Dataset rows:
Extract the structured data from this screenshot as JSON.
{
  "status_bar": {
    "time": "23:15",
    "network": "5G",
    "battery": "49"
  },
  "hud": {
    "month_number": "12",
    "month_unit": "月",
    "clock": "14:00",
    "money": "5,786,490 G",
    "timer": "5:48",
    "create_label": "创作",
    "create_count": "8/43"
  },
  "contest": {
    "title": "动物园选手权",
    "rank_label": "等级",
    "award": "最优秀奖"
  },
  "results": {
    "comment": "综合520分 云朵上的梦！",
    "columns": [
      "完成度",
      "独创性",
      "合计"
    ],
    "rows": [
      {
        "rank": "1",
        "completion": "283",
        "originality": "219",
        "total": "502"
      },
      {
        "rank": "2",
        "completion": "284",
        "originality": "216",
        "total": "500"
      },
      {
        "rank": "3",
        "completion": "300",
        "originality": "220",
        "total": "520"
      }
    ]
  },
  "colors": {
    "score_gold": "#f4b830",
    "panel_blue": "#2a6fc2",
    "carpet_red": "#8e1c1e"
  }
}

#### [What is required]
Repeat the records above exactly.

#### [Task result]
Extract the structured data from this screenshot as JSON.
{
  "status_bar": {
    "time": "23:15",
    "network": "5G",
    "battery": "49"
  },
  "hud": {
    "month_number": "12",
    "month_unit": "月",
    "clock": "14:00",
    "money": "5,786,490 G",
    "timer": "5:48",
    "create_label": "创作",
    "create_count": "8/43"
  },
  "contest": {
    "title": "动物园选手权",
    "rank_label": "等级",
    "award": "最优秀奖"
  },
  "results": {
    "comment": "综合520分 云朵上的梦！",
    "columns": [
      "完成度",
      "独创性",
      "合计"
    ],
    "rows": [
      {
        "rank": "1",
        "completion": "283",
        "originality": "219",
        "total": "502"
      },
      {
        "rank": "2",
        "completion": "284",
        "originality": "216",
        "total": "500"
      },
      {
        "rank": "3",
        "completion": "300",
        "originality": "220",
        "total": "520"
      }
    ]
  },
  "colors": {
    "score_gold": "#f4b830",
    "panel_blue": "#2a6fc2",
    "carpet_red": "#8e1c1e"
  }
}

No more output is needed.